Collect all lines below with the string "Mahdollisuus".

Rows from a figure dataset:
○ ○ ○ ○ ○ ○ ○

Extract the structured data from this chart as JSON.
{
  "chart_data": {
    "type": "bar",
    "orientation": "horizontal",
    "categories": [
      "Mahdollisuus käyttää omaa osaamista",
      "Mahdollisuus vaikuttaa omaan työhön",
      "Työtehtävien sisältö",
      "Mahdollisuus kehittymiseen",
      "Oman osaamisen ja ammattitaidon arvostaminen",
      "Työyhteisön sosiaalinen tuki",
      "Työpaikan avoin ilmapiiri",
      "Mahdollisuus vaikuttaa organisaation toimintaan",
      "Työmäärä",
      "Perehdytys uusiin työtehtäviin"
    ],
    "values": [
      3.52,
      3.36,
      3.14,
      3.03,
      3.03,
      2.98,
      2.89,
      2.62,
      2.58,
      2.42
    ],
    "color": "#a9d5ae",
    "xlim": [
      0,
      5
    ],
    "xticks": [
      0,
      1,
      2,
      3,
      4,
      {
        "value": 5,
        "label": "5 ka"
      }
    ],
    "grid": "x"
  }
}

○ ○ ○ ○ ○ ○ ○

> [Output]:
      "Mahdollisuus käyttää omaa osaamista",
      "Mahdollisuus vaikuttaa omaan työhön",
      "Mahdollisuus kehittymiseen",
      "Mahdollisuus vaikuttaa organisaation toimintaan",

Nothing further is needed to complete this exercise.